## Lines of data
----
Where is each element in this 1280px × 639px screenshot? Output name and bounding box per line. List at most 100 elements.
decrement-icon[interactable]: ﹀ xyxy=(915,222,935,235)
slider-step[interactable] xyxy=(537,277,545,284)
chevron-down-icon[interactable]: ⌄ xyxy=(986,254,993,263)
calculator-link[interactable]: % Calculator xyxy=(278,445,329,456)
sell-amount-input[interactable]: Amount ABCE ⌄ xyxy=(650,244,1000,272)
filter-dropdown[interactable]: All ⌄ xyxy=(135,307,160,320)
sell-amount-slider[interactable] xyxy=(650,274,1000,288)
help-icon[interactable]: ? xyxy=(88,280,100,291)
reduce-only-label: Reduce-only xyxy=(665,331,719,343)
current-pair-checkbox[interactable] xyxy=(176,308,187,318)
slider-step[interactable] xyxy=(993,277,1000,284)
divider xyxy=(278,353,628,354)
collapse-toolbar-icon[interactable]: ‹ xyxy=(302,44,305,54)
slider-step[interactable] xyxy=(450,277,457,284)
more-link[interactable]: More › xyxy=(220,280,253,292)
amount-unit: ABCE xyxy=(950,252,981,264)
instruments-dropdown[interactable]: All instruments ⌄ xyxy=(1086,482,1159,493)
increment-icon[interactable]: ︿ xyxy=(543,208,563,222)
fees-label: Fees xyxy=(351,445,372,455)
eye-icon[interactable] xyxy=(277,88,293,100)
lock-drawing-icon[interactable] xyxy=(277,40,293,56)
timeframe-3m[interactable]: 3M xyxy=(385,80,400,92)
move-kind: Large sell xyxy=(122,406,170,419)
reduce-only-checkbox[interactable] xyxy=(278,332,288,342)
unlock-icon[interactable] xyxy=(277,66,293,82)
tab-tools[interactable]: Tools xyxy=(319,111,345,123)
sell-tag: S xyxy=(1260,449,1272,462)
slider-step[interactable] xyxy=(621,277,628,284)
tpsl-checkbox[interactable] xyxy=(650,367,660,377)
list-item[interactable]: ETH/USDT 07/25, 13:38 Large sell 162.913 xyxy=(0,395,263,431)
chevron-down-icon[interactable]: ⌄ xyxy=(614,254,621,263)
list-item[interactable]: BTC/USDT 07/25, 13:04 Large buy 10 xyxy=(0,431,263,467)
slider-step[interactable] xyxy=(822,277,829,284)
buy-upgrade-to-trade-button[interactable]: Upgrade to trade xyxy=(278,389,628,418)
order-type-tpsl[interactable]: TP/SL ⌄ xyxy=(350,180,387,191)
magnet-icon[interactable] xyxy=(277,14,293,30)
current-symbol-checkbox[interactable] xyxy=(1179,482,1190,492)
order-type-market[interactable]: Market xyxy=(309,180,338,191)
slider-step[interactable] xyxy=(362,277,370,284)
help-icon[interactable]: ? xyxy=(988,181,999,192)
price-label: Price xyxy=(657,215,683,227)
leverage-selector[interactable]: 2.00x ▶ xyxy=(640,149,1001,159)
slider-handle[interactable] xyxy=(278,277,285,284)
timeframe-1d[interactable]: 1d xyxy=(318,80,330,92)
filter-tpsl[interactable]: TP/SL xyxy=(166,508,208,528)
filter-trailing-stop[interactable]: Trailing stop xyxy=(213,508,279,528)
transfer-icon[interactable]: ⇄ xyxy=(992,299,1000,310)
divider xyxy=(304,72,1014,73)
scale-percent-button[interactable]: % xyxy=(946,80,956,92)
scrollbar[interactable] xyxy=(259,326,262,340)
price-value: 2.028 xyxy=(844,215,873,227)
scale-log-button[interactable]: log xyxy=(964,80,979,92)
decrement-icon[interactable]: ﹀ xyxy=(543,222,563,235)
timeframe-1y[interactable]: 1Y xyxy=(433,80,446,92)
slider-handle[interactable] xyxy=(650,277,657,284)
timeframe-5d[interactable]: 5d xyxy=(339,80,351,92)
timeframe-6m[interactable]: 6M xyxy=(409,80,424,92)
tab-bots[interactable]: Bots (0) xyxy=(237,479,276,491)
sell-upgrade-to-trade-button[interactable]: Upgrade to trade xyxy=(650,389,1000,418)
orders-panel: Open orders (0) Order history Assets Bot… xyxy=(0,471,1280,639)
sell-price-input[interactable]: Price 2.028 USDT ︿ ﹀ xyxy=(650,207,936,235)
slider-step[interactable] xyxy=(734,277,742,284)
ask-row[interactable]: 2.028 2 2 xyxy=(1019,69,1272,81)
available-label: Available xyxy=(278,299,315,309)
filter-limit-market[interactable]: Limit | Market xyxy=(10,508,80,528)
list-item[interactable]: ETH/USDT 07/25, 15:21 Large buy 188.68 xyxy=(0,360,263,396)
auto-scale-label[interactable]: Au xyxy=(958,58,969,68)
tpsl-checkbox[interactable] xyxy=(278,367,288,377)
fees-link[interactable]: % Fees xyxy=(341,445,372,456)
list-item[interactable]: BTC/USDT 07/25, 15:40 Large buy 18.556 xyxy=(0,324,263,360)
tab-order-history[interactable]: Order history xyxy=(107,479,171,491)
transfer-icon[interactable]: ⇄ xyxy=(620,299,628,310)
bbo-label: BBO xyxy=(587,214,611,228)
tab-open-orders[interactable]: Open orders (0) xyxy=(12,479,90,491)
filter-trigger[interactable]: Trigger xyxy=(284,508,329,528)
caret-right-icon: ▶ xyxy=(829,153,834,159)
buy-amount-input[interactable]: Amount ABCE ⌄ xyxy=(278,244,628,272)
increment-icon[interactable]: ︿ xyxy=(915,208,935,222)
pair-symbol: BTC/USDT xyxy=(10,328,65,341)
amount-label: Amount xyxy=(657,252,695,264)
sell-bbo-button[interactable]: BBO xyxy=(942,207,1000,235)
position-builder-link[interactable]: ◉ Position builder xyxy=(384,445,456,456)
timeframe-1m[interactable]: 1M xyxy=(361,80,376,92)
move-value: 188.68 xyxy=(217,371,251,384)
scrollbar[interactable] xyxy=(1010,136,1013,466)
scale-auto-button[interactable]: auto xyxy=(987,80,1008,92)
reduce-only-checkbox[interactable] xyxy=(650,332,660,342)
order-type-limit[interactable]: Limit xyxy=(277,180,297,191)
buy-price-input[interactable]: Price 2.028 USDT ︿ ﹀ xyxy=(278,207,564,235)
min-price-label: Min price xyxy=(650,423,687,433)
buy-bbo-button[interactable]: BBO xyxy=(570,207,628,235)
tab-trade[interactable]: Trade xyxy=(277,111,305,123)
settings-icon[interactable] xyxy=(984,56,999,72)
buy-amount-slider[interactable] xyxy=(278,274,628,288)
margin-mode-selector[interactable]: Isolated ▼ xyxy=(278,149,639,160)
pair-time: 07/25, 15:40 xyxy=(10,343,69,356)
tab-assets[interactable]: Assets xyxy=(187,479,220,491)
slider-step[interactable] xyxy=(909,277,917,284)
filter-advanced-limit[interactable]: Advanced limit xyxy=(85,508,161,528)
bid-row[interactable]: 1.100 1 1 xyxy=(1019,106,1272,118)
----
## GIVEN INSTRUCTION
From the material above, pull out each line that contains the string "chevron" and copy those lines in full.

## OUTPUT BELOW
chevron-down-icon[interactable]: ⌄ xyxy=(986,254,993,263)
chevron-down-icon[interactable]: ⌄ xyxy=(614,254,621,263)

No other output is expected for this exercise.